▶ Problem a
In the mailing-list thread below, list every distinct date-and-time stamp written in year-month-day form.

▶ Provided text
--*--
* Returning the bucket name in RGW response
@ 2013-11-06 19:33 Wido den Hollander
2013-11-06 21:12 ` Yehuda Sadeh
0 siblings, 1 reply; 5+ messages in thread
From: Wido den Hollander @ 2013-11-06 19:33 UTC (permalink / raw)
To: ceph-devel
Hi,
I'm working on a RGW setup where I'm using Varnish[0] to cache objects,
but when doing so you run into the problem that a lot of (cached)
requests will not reach the RGW itself so the accounting of traffic
isn't correct.
To overcome this I've been sending all the logs from Varnish to
Logstash[1] and into ElasticSearch and afterwards analyzing the logs in
ElasticSearch to find out how much traffic each bucket did.
This method works, but it isn't safe enough. Since I'm currently parsing
the "Host" header to find out which bucket it was, but this isn't always
safe since users can CNAME.
So I've been playing with the idea to add the "Rgwx-bucket" header to
each response which tells you which bucket the request was made to.
In Varnish I can catch this response header and send it to Logstash so I
have a safer method of which requests was done by which bucket.
I'm using Varnish, but you could do the same with nginx or any HTTP
caching proxy.
Would it be an idea to add this to RGW? I have it running on my system
and it works fine, but it's currently a bit hacky.
A config variable like "rgw expose bucket" could be false by default,
but when set to true RGW would send the response header with the bucket
name.
How does this sound?
P.S.: When this is all up and running I'm planning to make a cool
presentation about this for the next Ceph day.
[0]: http://www.varnish-cache.org/
[1]: http://www.logstash.net/
--
Wido den Hollander
42on B.V.
Phone: +31 (0)20 700 9902
Skype: contact42on
^ permalink raw reply [flat|nested] 5+ messages in thread
* Re: Returning the bucket name in RGW response
2013-11-06 19:33 Returning the bucket name in RGW response Wido den Hollander
@ 2013-11-06 21:12 ` Yehuda Sadeh
2013-11-11 20:40 ` Wido den Hollander
0 siblings, 1 reply; 5+ messages in thread
From: Yehuda Sadeh @ 2013-11-06 21:12 UTC (permalink / raw)
To: Wido den Hollander; +Cc: ceph-devel
On Wed, Nov 6, 2013 at 11:33 AM, Wido den Hollander <wido@42on.com> wrote:
> Hi,
>
> I'm working on a RGW setup where I'm using Varnish[0] to cache objects, but
> when doing so you run into the problem that a lot of (cached) requests will
> not reach the RGW itself so the accounting of traffic isn't correct.
>
> To overcome this I've been sending all the logs from Varnish to Logstash[1]
> and into ElasticSearch and afterwards analyzing the logs in ElasticSearch to
> find out how much traffic each bucket did.
--*--
▶ Problem b
Please rewrite the annotated region listings entries, from the first one down to the line containing "x-tick-label: Printemps 89", with "x-tick-label" changed to "x-axis-tick-label" and nothing else altered. Return only those entries.

(Annotated region listings)
--*--
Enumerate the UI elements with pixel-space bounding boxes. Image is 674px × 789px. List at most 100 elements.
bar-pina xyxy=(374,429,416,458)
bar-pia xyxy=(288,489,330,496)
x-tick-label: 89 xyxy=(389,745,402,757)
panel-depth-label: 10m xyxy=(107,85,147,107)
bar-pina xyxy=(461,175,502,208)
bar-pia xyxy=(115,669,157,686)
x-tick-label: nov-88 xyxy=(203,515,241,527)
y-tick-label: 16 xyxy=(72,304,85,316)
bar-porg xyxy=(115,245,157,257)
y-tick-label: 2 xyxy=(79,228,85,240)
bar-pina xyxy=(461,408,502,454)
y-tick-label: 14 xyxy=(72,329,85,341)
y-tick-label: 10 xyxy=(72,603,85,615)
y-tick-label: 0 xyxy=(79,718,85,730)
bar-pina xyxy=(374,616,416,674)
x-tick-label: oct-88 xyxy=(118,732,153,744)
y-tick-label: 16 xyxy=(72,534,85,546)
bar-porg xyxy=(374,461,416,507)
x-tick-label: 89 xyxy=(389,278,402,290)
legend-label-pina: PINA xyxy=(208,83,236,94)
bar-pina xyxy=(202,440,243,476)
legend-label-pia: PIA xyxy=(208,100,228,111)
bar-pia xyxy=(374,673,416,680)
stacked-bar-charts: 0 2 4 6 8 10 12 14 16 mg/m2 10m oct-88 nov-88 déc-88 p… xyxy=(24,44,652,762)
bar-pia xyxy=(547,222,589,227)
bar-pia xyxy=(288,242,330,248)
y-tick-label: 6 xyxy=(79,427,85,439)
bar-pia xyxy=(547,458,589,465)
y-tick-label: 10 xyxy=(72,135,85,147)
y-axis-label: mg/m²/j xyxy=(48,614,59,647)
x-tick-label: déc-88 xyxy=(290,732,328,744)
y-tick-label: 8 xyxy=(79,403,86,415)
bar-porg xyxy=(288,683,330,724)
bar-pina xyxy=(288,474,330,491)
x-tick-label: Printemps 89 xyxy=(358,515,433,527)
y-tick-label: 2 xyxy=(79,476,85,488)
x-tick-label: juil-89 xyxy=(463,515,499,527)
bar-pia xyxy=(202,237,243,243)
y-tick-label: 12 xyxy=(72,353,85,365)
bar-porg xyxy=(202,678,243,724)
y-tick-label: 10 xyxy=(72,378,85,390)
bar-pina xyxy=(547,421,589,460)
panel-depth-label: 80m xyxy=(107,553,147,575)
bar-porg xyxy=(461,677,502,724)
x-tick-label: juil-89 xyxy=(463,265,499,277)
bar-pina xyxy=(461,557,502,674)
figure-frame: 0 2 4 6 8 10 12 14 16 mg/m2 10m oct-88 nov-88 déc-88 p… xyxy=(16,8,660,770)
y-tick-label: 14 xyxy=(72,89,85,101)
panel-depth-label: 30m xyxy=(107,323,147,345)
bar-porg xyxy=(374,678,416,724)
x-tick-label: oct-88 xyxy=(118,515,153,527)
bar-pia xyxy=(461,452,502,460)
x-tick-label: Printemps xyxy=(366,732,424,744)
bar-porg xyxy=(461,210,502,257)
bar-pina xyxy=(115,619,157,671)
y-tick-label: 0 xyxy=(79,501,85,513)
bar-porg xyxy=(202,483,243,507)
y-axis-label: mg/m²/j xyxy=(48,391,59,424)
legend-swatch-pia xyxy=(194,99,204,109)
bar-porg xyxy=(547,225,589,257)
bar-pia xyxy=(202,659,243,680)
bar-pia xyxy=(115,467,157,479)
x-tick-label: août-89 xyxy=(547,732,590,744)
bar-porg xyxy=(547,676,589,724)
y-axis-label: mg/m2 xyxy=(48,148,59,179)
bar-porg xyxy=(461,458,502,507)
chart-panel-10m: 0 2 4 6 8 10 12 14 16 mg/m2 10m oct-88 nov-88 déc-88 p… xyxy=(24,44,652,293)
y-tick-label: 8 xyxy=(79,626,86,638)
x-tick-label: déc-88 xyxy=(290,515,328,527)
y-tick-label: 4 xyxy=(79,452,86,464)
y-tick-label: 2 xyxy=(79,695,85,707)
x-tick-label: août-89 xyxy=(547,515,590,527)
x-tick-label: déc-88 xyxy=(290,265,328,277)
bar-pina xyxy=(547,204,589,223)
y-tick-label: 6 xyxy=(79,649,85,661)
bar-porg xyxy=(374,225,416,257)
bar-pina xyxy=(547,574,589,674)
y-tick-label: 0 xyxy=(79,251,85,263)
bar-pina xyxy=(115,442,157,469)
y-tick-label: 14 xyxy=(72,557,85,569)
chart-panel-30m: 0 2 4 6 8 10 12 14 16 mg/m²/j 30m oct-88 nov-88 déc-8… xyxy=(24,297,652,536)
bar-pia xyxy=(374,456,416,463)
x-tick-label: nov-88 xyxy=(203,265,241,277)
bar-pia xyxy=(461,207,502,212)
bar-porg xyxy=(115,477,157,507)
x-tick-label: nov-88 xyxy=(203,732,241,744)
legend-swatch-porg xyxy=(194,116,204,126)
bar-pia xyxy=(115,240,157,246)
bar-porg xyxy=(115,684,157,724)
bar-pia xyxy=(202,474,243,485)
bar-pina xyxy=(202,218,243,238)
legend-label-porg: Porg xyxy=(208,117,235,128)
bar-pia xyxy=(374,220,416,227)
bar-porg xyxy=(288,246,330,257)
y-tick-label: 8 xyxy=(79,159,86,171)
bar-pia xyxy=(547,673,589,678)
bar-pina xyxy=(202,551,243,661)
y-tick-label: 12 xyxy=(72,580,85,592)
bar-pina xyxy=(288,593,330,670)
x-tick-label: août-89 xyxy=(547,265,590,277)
--*--
▶ Solution a
2013-11-06 19:33
2013-11-06 21:12
2013-11-11 20:40

▶ Solution b
Enumerate the UI elements with pixel-space bounding boxes. Image is 674px × 789px. List at most 100 elements.
bar-pina xyxy=(374,429,416,458)
bar-pia xyxy=(288,489,330,496)
x-axis-tick-label: 89 xyxy=(389,745,402,757)
panel-depth-label: 10m xyxy=(107,85,147,107)
bar-pina xyxy=(461,175,502,208)
bar-pia xyxy=(115,669,157,686)
x-axis-tick-label: nov-88 xyxy=(203,515,241,527)
y-tick-label: 16 xyxy=(72,304,85,316)
bar-porg xyxy=(115,245,157,257)
y-tick-label: 2 xyxy=(79,228,85,240)
bar-pina xyxy=(461,408,502,454)
y-tick-label: 14 xyxy=(72,329,85,341)
y-tick-label: 10 xyxy=(72,603,85,615)
y-tick-label: 0 xyxy=(79,718,85,730)
bar-pina xyxy=(374,616,416,674)
x-axis-tick-label: oct-88 xyxy=(118,732,153,744)
y-tick-label: 16 xyxy=(72,534,85,546)
bar-porg xyxy=(374,461,416,507)
x-axis-tick-label: 89 xyxy=(389,278,402,290)
legend-label-pina: PINA xyxy=(208,83,236,94)
bar-pina xyxy=(202,440,243,476)
legend-label-pia: PIA xyxy=(208,100,228,111)
bar-pia xyxy=(374,673,416,680)
stacked-bar-charts: 0 2 4 6 8 10 12 14 16 mg/m2 10m oct-88 nov-88 déc-88 p… xyxy=(24,44,652,762)
bar-pia xyxy=(547,222,589,227)
bar-pia xyxy=(288,242,330,248)
y-tick-label: 6 xyxy=(79,427,85,439)
bar-pia xyxy=(547,458,589,465)
y-tick-label: 10 xyxy=(72,135,85,147)
y-axis-label: mg/m²/j xyxy=(48,614,59,647)
x-axis-tick-label: déc-88 xyxy=(290,732,328,744)
y-tick-label: 8 xyxy=(79,403,86,415)
bar-porg xyxy=(288,683,330,724)
bar-pina xyxy=(288,474,330,491)
x-axis-tick-label: Printemps 89 xyxy=(358,515,433,527)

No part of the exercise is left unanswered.